## Task directions
Reproduce each line of the listing exactly.

(Extracted data entries)
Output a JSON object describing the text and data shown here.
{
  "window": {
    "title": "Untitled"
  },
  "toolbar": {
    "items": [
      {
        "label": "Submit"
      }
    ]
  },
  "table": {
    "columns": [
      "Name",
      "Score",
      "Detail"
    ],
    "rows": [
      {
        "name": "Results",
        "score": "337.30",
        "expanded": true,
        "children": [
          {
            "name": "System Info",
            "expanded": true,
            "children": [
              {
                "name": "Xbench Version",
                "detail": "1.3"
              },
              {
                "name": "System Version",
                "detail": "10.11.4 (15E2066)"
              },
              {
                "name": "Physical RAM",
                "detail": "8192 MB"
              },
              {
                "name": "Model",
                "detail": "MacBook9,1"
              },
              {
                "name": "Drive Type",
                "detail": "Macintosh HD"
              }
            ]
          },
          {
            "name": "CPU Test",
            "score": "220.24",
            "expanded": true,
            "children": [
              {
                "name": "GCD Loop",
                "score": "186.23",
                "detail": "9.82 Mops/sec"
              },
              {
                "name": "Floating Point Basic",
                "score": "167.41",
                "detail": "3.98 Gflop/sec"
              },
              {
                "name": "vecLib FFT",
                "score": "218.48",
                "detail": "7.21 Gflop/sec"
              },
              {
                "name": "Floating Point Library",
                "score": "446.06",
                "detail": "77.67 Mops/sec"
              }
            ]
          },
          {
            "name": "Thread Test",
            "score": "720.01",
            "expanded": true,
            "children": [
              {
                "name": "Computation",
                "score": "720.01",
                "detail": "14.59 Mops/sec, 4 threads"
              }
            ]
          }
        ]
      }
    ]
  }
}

## Finished answer
Output a JSON object describing the text and data shown here.
{
  "window": {
    "title": "Untitled"
  },
  "toolbar": {
    "items": [
      {
        "label": "Submit"
      }
    ]
  },
  "table": {
    "columns": [
      "Name",
      "Score",
      "Detail"
    ],
    "rows": [
      {
        "name": "Results",
        "score": "337.30",
        "expanded": true,
        "children": [
          {
            "name": "System Info",
            "expanded": true,
            "children": [
              {
                "name": "Xbench Version",
                "detail": "1.3"
              },
              {
                "name": "System Version",
                "detail": "10.11.4 (15E2066)"
              },
              {
                "name": "Physical RAM",
                "detail": "8192 MB"
              },
              {
                "name": "Model",
                "detail": "MacBook9,1"
              },
              {
                "name": "Drive Type",
                "detail": "Macintosh HD"
              }
            ]
          },
          {
            "name": "CPU Test",
            "score": "220.24",
            "expanded": true,
            "children": [
              {
                "name": "GCD Loop",
                "score": "186.23",
                "detail": "9.82 Mops/sec"
              },
              {
                "name": "Floating Point Basic",
                "score": "167.41",
                "detail": "3.98 Gflop/sec"
              },
              {
                "name": "vecLib FFT",
                "score": "218.48",
                "detail": "7.21 Gflop/sec"
              },
              {
                "name": "Floating Point Library",
                "score": "446.06",
                "detail": "77.67 Mops/sec"
              }
            ]
          },
          {
            "name": "Thread Test",
            "score": "720.01",
            "expanded": true,
            "children": [
              {
                "name": "Computation",
                "score": "720.01",
                "detail": "14.59 Mops/sec, 4 threads"
              }
            ]
          }
        ]
      }
    ]
  }
}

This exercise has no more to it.